***** Data provided *****

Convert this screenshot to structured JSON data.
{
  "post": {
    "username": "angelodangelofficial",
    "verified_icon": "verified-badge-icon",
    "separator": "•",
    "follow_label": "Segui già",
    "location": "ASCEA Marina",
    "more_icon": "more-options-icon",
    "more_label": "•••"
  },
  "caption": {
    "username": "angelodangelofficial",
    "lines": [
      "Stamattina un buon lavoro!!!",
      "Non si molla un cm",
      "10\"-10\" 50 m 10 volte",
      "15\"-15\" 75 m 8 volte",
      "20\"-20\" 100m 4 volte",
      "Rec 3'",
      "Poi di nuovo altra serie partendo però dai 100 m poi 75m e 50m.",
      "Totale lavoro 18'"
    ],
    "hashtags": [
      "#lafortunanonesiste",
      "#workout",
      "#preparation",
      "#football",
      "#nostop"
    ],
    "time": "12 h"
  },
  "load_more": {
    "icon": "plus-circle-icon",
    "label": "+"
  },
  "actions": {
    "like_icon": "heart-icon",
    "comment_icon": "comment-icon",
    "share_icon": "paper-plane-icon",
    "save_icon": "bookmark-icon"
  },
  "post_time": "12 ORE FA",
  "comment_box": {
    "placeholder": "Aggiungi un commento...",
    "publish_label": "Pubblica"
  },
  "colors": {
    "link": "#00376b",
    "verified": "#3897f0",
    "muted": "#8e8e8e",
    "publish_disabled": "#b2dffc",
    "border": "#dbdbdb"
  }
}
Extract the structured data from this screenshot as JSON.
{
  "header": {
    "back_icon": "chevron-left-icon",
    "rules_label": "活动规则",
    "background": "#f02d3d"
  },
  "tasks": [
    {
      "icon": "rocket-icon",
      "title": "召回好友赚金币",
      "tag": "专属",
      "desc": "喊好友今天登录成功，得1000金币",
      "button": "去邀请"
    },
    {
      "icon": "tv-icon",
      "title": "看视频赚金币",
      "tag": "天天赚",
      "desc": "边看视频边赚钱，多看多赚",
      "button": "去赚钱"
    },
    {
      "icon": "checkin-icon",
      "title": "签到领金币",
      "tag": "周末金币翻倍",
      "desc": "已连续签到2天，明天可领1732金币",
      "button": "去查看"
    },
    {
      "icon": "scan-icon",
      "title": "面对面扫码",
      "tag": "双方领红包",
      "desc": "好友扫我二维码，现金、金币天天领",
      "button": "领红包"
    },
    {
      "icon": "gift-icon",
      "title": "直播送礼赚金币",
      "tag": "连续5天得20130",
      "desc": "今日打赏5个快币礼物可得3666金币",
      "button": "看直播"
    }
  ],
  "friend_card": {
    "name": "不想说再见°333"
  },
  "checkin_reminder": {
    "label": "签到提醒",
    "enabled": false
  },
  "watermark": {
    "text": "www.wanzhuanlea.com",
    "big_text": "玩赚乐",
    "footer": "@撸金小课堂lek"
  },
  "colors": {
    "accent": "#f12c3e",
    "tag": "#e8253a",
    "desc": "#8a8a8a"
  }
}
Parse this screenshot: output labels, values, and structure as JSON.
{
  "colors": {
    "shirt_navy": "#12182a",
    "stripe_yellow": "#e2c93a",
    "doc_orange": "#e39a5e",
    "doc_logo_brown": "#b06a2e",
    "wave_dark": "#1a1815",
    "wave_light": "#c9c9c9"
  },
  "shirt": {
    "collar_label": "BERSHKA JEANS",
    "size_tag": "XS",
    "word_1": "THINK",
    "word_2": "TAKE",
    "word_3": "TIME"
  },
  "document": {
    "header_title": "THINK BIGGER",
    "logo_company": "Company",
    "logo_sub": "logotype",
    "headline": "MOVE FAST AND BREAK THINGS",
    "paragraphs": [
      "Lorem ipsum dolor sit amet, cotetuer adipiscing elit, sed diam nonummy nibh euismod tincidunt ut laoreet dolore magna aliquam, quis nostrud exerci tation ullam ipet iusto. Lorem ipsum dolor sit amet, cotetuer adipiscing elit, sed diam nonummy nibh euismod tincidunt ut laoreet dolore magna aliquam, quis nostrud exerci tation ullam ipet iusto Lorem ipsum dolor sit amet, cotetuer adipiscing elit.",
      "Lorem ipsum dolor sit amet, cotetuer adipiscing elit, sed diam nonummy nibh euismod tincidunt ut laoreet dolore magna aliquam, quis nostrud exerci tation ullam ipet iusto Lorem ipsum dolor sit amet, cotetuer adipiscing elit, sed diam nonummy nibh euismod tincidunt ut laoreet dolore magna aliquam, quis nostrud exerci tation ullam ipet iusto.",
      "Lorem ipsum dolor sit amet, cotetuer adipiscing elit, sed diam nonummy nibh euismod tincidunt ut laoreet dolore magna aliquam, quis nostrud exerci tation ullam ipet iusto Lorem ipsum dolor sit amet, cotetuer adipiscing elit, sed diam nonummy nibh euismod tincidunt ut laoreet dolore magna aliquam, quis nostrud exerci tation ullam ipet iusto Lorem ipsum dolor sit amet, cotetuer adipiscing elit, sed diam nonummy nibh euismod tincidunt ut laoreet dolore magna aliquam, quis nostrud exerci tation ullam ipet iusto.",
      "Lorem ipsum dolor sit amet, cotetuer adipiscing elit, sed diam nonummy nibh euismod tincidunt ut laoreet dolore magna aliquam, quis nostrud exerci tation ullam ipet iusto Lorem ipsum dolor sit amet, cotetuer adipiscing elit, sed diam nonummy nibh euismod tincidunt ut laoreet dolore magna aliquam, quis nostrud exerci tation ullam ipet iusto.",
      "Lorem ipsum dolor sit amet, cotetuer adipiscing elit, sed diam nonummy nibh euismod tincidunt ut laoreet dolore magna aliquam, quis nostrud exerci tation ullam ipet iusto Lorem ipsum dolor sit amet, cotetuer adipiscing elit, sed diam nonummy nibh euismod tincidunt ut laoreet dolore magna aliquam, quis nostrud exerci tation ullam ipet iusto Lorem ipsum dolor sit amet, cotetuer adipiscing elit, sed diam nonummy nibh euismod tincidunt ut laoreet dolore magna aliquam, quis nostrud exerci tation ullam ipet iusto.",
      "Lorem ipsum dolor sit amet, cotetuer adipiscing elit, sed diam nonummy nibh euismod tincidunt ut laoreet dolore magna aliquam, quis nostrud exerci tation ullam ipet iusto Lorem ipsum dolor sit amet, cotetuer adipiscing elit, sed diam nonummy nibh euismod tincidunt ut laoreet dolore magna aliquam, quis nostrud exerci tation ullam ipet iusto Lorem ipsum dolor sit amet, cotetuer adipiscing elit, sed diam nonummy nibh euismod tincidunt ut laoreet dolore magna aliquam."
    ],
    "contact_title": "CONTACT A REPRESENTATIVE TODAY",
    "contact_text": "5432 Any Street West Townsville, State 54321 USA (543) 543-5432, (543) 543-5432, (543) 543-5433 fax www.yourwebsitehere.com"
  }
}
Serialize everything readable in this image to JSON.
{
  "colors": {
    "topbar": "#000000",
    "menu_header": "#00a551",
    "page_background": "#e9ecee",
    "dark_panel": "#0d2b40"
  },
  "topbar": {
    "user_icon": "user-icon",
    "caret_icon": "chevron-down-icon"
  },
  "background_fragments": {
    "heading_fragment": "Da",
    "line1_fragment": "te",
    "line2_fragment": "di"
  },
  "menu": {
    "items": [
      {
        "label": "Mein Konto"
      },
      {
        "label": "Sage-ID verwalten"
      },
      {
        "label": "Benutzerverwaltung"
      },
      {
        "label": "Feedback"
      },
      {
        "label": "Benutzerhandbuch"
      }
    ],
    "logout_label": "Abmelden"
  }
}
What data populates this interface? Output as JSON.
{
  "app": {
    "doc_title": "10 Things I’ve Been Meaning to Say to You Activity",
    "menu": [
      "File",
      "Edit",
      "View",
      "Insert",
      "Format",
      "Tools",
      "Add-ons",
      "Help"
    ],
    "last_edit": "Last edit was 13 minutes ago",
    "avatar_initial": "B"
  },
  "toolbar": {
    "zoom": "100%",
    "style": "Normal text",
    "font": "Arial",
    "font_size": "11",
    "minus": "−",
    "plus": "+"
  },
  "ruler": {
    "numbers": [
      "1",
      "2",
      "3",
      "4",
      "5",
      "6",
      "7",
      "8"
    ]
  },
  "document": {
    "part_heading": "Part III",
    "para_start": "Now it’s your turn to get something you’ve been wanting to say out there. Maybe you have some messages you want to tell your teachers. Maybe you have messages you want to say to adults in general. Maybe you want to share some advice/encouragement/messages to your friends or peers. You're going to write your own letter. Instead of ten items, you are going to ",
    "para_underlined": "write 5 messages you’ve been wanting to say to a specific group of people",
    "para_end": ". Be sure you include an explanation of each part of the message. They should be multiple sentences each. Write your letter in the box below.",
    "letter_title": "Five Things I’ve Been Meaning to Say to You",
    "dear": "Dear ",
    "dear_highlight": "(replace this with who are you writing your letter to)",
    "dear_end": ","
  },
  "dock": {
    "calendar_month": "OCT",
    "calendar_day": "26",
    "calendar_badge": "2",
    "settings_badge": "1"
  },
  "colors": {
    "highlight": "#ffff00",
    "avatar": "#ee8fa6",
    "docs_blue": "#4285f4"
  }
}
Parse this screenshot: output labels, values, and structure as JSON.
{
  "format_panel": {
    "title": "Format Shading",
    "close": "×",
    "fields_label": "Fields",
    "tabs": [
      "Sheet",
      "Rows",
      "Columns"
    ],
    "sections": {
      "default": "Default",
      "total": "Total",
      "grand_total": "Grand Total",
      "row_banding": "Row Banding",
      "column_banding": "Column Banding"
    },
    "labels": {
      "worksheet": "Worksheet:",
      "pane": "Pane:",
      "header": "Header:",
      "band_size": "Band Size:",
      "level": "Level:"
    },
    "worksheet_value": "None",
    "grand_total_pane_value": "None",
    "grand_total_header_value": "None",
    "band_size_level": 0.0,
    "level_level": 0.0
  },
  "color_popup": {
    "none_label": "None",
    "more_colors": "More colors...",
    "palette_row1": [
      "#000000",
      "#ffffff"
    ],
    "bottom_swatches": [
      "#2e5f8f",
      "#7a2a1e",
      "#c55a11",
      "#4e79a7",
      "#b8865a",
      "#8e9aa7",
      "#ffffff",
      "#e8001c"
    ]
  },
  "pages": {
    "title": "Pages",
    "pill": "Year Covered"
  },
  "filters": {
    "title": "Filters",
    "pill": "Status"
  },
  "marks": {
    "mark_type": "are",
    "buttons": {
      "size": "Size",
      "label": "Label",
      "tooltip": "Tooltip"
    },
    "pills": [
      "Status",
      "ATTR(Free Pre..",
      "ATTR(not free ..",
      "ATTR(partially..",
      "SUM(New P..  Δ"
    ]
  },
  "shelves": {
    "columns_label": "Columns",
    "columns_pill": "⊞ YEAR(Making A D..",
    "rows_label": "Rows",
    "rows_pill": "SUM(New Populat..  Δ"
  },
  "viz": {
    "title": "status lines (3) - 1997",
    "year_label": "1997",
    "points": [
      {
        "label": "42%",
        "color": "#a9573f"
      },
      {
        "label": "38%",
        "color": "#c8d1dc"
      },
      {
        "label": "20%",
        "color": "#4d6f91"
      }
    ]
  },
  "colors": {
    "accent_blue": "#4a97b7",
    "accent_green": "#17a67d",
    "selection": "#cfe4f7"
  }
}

*****

Required task: List all lines where "desc" occurs.

Task response:
      "desc": "喊好友今天登录成功，得1000金币",
      "desc": "边看视频边赚钱，多看多赚",
      "desc": "已连续签到2天，明天可领1732金币",
      "desc": "好友扫我二维码，现金、金币天天领",
      "desc": "今日打赏5个快币礼物可得3666金币",
    "desc": "#8a8a8a"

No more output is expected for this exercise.